本文 –
────────────────────

本校は全教科にわたって学力の格差が非常に大きい。学力の高い生徒がい

る反面、基礎学力の乏しい生徒も少なくない。低学力者のほとんどが従順で他の生徒に迷惑をかけることもない。消極的という嫌いが、あるにしても、一見学校生活に適応しているかに見える。しかし、一年から二年に、そして三年へと進むにつれて、授業についてゆけず、学習意欲を失い、無気力になったり、非行に逃避したりする可能性がないわけではない。このため十三名の研究グループで一年生を対象にこの

一年間、低学力者の学校生活への適応を促すための共同研究・実践を行ってきた。その一部を簡単に紹介する。

 

一 低学力者の抽出と指導方針

 

入試成績と一学期の成績を基に、体育、音楽等の面からも討議し、成績下位者を二十名、比較検討のため成績上位者二十一名、成績中位者五十八名を抽出した。

生徒が充実した学校生活を送るために次のような共通理解のもとに各分野で研究を進めた。

(一) 教科指導面 生徒の学力の実態を的確に把握し、学習指導を通して、学校生活への適応を促す。

(二)特別活動面 参加意欲を高め、充実した主体的な活動をさせることにより学校生活への適応を促す。

(三) 生徒指導面 全体的に基本的集団生活の向上を図り、不適応者に対しては適切な指導、援助をする。

────────────────────

データセット一覧 –
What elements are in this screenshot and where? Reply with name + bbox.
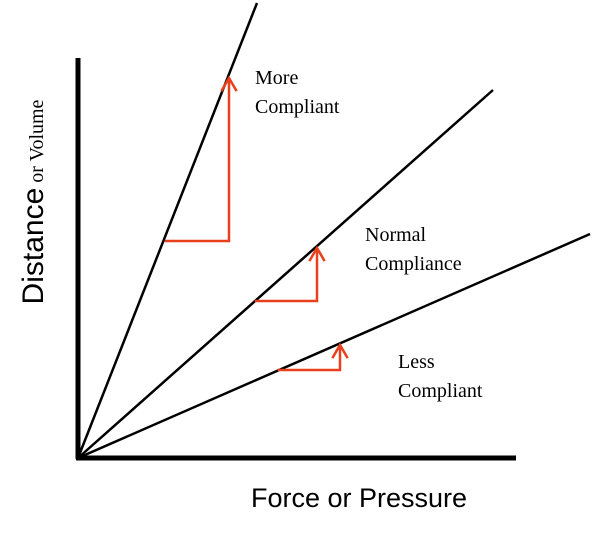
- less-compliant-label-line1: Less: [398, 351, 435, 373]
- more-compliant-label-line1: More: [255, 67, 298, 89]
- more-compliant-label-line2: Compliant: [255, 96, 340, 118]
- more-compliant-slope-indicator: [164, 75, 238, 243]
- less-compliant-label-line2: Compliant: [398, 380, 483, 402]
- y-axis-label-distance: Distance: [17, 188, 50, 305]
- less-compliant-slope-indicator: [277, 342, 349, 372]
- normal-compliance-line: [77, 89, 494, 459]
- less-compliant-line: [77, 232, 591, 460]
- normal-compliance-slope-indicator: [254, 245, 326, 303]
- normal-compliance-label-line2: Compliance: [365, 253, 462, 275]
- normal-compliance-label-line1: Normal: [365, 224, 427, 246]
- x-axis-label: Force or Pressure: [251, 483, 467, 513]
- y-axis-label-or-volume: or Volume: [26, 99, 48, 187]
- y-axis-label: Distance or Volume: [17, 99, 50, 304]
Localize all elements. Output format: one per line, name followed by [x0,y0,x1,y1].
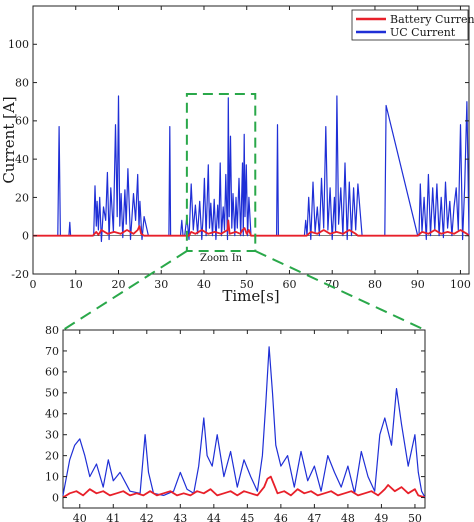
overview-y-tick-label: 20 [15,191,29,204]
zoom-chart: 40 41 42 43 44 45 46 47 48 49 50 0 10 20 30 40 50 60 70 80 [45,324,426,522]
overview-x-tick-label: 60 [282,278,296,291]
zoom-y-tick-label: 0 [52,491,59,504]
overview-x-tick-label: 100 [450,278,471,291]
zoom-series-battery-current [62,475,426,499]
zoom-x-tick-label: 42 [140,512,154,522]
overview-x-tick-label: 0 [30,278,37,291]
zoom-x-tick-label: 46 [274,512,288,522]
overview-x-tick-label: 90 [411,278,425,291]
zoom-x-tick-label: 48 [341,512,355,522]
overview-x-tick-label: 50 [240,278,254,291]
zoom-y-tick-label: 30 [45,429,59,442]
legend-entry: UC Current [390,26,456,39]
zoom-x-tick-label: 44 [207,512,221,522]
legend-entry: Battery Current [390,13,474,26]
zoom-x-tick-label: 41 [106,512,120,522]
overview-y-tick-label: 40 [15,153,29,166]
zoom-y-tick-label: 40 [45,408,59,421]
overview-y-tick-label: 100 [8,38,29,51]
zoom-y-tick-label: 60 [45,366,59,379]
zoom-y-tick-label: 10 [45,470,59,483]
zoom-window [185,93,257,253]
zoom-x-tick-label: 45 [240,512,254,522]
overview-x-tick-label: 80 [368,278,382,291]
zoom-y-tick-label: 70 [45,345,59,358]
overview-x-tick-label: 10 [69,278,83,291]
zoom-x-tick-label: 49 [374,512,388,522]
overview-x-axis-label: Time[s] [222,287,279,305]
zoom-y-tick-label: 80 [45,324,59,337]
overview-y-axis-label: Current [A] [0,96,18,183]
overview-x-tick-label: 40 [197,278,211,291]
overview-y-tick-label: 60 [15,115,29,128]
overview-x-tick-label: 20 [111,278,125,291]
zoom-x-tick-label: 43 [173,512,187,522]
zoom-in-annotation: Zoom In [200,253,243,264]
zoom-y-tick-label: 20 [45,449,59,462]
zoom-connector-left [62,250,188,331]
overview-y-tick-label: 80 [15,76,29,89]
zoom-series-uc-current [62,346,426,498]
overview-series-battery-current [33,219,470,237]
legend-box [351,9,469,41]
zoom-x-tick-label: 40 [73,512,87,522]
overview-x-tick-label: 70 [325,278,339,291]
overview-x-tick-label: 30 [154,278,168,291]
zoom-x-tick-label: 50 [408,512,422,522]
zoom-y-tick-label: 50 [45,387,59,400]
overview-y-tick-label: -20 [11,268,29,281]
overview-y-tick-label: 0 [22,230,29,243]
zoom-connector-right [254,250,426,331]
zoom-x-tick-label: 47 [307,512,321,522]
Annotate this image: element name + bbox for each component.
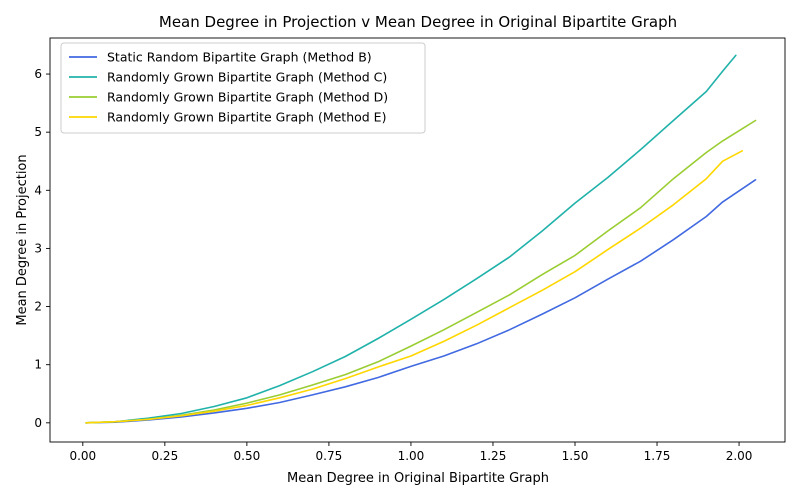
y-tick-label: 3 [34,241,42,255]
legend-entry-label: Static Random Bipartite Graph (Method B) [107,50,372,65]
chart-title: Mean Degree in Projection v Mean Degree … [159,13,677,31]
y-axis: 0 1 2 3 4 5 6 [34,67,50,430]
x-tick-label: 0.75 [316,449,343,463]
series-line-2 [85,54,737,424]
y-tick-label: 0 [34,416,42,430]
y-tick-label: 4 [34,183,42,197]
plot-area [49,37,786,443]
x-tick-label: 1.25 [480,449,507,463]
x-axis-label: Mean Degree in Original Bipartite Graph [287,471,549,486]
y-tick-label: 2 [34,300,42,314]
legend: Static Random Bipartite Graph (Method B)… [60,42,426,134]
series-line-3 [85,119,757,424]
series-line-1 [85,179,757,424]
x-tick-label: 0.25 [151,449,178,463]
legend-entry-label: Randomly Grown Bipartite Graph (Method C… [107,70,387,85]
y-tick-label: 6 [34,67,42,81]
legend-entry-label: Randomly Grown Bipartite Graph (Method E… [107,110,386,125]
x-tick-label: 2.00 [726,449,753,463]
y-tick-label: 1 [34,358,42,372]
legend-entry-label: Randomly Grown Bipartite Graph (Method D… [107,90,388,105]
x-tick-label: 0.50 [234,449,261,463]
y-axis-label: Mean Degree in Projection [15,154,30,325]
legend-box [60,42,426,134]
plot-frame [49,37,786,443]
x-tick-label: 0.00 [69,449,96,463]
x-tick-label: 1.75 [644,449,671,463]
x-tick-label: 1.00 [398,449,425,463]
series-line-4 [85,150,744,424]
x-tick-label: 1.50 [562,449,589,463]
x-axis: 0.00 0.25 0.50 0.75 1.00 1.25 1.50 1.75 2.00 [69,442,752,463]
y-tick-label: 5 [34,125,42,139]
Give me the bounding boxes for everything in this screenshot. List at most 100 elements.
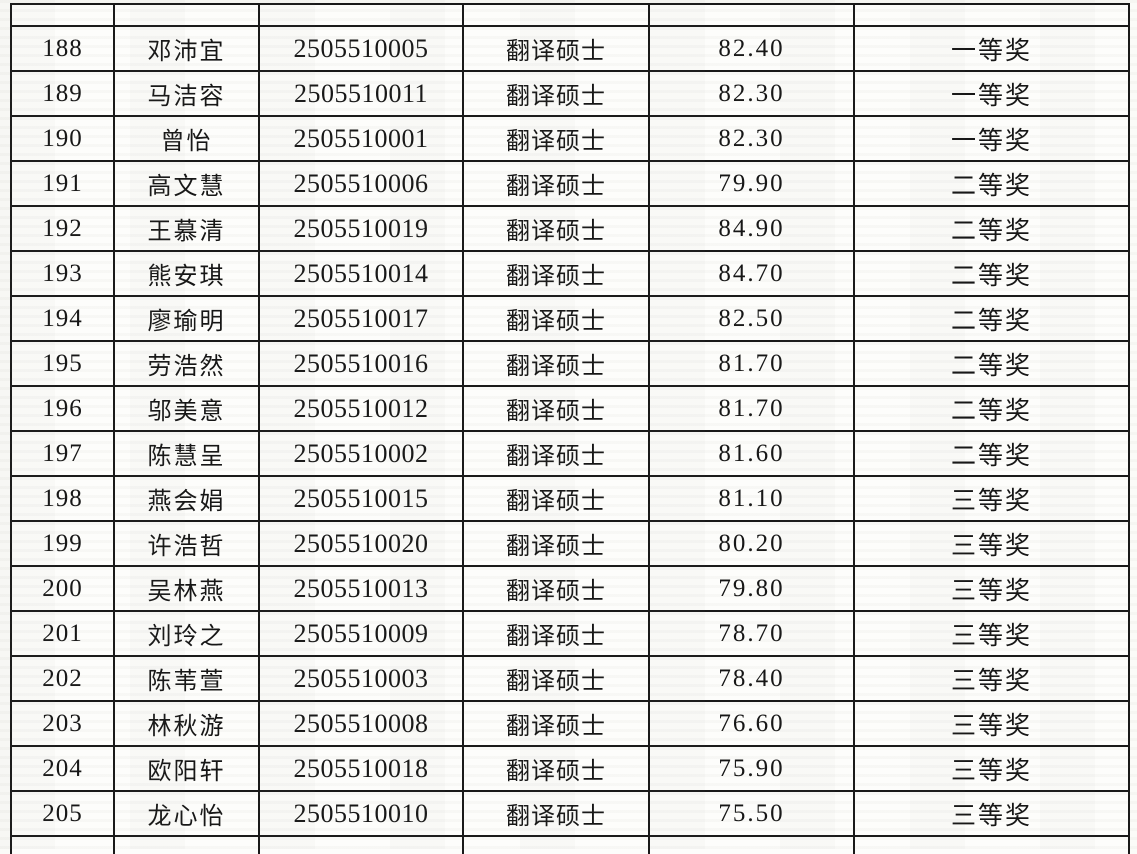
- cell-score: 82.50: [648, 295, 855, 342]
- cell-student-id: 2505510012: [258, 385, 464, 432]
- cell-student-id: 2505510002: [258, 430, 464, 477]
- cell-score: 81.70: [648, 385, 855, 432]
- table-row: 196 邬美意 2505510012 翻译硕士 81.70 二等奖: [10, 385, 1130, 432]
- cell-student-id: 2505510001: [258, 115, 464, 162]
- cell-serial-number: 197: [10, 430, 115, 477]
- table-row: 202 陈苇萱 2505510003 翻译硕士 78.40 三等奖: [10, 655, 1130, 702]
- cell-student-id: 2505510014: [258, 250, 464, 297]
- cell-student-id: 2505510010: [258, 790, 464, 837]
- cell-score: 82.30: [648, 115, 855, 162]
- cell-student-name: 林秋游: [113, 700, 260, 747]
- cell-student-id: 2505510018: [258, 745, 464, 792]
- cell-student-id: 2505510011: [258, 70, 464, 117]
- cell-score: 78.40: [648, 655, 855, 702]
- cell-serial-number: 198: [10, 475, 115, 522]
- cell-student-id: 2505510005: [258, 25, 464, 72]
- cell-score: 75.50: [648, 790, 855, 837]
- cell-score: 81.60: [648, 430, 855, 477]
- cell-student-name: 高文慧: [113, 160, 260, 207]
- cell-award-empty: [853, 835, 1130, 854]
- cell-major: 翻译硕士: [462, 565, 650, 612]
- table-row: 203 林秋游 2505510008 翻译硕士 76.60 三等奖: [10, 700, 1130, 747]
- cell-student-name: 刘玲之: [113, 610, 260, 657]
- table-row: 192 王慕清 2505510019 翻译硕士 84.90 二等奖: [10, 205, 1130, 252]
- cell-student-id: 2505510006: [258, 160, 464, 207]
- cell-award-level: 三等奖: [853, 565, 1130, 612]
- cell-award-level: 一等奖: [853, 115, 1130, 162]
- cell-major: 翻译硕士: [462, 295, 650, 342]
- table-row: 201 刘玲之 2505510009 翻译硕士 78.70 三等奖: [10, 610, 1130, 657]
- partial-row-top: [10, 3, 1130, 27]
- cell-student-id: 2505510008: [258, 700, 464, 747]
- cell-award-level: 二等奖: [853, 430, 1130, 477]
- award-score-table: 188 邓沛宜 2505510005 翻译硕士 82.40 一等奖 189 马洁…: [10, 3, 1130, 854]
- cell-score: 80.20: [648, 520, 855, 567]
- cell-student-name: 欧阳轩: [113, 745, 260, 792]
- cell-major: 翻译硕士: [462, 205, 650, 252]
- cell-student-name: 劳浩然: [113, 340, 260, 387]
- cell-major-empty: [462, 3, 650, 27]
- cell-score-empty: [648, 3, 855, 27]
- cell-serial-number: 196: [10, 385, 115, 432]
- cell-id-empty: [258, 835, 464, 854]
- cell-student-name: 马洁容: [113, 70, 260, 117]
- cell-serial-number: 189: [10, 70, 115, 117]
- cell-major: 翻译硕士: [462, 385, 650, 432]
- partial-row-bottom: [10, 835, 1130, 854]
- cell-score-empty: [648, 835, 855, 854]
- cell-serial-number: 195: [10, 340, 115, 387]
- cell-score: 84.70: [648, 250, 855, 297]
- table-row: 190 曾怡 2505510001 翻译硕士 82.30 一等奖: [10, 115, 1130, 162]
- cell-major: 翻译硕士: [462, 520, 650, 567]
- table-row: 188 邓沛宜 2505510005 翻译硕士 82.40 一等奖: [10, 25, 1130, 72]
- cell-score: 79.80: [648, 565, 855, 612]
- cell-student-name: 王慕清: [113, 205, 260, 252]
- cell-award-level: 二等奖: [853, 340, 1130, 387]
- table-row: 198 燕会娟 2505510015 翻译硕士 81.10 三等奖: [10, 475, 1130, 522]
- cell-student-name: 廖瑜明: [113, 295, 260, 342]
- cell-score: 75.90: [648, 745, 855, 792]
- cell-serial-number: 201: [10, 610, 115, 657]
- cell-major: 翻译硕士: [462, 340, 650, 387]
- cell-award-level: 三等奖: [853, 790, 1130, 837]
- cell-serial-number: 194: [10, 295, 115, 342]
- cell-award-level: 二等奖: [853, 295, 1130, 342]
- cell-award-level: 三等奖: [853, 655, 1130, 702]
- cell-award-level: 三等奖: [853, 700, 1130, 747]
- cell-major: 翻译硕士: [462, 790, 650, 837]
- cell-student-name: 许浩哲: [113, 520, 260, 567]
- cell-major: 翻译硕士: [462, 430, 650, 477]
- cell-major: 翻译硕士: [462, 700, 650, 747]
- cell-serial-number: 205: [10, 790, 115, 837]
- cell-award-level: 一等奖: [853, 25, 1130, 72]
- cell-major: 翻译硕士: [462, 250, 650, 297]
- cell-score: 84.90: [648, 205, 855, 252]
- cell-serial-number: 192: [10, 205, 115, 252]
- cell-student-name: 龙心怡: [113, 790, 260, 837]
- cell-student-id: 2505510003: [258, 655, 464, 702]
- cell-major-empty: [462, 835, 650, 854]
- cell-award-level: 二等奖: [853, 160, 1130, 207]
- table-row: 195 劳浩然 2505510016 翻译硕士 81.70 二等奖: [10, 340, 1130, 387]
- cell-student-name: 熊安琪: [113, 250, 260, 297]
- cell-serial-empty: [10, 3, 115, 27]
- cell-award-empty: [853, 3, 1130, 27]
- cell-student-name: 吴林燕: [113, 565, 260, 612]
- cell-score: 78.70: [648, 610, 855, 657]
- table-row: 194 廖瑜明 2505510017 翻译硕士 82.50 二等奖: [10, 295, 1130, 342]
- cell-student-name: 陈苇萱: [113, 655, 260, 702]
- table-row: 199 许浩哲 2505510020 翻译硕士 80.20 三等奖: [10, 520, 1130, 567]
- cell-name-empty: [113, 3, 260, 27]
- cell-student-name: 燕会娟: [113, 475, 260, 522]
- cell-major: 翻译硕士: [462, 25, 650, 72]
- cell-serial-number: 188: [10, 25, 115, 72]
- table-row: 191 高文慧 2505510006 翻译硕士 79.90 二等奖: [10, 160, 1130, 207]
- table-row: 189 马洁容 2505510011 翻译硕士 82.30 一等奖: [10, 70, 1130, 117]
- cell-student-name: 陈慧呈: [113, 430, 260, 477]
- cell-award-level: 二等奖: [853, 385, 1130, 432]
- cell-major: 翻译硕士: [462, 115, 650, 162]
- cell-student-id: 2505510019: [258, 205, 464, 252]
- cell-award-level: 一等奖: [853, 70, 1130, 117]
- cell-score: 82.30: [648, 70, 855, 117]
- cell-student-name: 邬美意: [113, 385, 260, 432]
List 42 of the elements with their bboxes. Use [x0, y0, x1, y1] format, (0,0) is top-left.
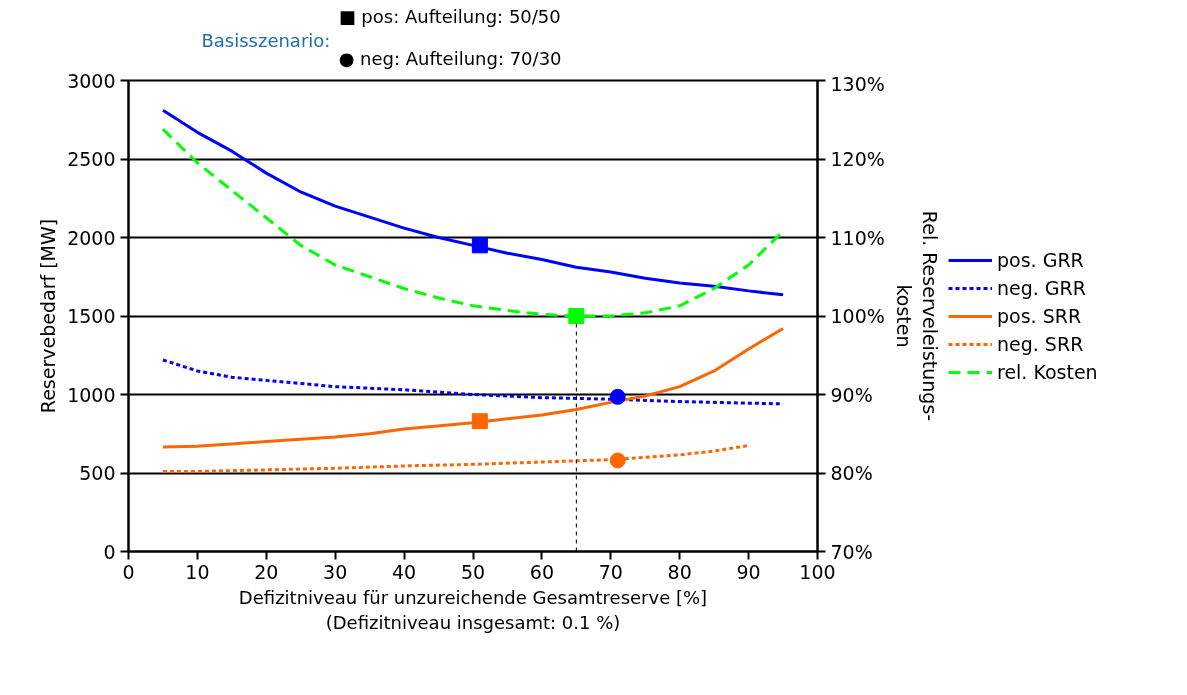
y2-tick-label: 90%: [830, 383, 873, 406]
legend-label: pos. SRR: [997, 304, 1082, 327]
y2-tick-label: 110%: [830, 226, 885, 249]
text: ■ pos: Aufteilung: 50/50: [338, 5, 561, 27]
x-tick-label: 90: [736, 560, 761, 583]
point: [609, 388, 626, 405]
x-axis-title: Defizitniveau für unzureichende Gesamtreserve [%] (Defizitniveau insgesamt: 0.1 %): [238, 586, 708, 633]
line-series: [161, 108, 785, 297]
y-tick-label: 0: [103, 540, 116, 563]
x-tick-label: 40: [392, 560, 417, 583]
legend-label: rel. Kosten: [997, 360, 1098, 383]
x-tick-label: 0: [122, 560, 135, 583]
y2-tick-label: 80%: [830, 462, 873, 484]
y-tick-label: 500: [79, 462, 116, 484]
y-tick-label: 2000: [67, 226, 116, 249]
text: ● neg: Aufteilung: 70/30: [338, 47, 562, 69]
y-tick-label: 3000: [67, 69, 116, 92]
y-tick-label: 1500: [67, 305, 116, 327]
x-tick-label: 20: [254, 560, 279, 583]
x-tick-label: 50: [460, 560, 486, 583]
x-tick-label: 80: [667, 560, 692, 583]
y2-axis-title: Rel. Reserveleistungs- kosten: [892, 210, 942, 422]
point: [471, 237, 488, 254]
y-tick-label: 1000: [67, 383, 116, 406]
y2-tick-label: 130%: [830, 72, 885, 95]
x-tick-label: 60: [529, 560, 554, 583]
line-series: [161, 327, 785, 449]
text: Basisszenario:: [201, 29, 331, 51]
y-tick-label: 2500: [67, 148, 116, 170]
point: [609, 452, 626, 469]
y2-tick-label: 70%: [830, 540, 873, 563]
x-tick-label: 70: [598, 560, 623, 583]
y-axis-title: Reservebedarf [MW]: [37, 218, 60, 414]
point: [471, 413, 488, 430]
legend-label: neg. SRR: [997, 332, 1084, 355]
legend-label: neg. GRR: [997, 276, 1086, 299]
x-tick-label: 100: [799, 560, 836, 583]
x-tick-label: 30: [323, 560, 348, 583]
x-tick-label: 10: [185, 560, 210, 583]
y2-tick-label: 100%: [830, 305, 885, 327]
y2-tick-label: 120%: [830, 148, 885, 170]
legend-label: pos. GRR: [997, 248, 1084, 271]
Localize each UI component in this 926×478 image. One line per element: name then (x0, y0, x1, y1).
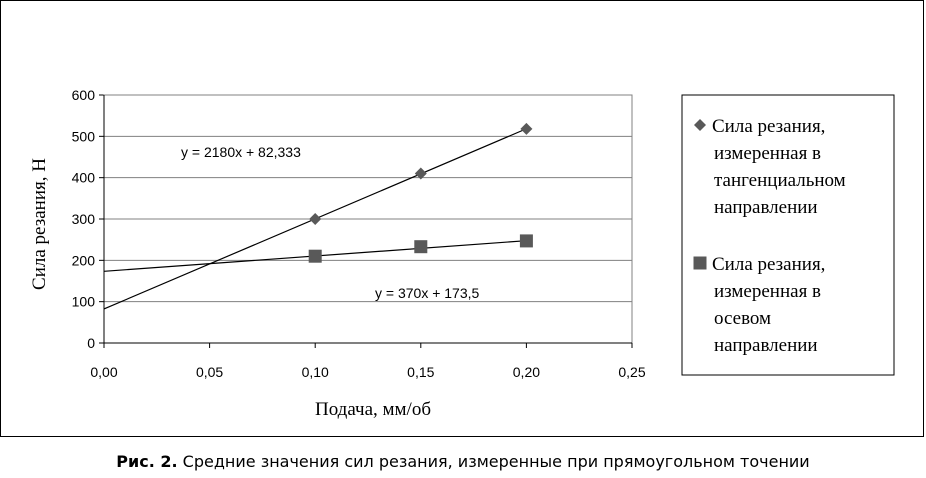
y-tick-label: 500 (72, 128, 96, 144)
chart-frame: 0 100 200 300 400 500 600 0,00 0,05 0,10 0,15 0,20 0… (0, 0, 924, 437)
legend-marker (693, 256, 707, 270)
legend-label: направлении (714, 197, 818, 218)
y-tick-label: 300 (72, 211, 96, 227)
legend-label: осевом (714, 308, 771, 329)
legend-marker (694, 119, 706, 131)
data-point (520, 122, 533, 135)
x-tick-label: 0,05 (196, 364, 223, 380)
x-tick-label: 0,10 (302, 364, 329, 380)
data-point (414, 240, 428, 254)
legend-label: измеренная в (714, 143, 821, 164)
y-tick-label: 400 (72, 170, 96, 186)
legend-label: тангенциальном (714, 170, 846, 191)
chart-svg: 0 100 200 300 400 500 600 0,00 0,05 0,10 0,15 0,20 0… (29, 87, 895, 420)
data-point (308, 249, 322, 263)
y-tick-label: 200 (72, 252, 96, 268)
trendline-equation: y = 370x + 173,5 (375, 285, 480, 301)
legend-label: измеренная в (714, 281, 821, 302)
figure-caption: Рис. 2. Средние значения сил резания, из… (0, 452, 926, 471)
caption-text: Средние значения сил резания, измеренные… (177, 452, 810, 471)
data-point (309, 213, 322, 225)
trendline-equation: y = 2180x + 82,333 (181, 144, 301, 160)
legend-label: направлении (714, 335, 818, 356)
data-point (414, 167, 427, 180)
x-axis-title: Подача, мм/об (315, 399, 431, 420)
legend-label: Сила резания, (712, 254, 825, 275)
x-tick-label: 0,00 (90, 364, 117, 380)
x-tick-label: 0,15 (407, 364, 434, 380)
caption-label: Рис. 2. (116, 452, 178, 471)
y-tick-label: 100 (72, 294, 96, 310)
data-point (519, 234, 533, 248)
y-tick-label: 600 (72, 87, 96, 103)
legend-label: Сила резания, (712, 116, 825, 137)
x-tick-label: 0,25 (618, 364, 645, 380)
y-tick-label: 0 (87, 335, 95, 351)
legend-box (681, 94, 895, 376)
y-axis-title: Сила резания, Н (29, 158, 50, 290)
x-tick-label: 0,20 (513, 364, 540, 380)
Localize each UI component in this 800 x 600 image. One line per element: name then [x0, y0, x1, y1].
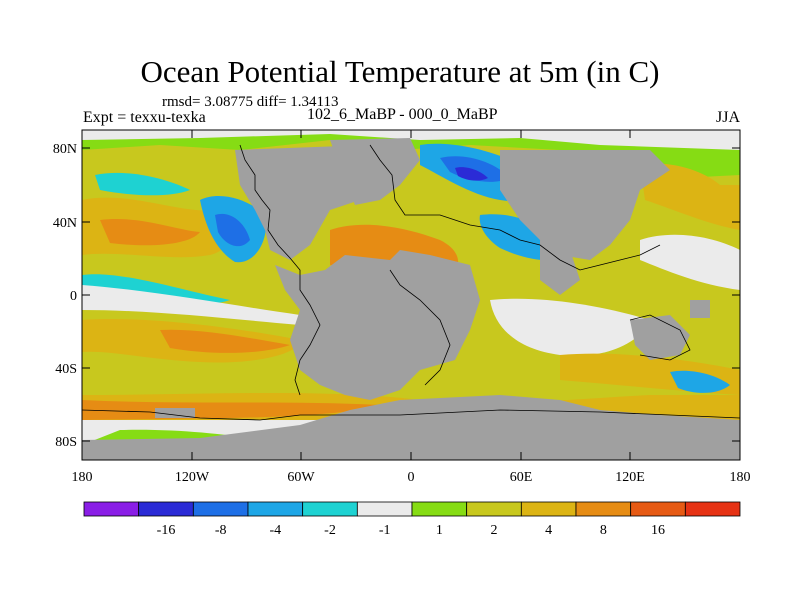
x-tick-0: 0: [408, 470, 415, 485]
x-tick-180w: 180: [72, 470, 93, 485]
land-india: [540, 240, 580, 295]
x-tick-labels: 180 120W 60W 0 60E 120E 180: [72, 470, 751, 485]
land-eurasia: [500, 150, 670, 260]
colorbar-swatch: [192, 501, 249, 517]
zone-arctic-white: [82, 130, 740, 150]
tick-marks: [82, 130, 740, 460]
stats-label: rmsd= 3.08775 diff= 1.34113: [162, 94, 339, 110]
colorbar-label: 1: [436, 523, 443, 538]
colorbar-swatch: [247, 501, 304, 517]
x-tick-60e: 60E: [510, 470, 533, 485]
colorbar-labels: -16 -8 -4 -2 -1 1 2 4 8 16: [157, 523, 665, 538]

────────────────────

小課題 A –
本文の「一 低学力者の抽出と指導方針」から「(一) 教科指導面 生徒の学力の実態を的確に把握し、学習指導を通して、学校生活への適応を促す。」までを全部書き写し、その際「成績下位者」を「成績下位群」に置き換えよ。
小課題 B –
本文について次の問いに答えよ。
(i) 研究グループは何名で構成されていたか。
(ii) 研究の対象は何年生だったか。
(iii) 成績上位者は何名抽出されたか。
小課題 C –
次の各文が本文と合っているかを判断せよ。判断の根拠となる本文の言葉もそのまま引用すること。
(i) 低学力者のほとんどは他の生徒に迷惑をかけている。
(ii) 成績中位者は五十八名抽出された。
(iii) この研究・実践は二年間にわたって行われた。
一覧は本文とは別の資料である。

解答 A –
一 低学力者の抽出と指導方針

 

入試成績と一学期の成績を基に、体育、音楽等の面からも討議し、成績下位群を二十名、比較検討のため成績上位者二十一名、成績中位者五十八名を抽出した。

生徒が充実した学校生活を送るために次のような共通理解のもとに各分野で研究を進めた。

(一) 教科指導面 生徒の学力の実態を的確に把握し、学習指導を通して、学校生活への適応を促す。

解答 B –
(i) 十三名
(ii) 一年生
(iii) 二十一名

解答 C –
(i) いいえ。「低学力者のほとんどが従順で他の生徒に迷惑をかけることもない」
(ii) はい。「成績中位者五十八名を抽出した」
(iii) いいえ。「一年間、低学力者の学校生活への適応を促すための共同研究・実践を行ってきた」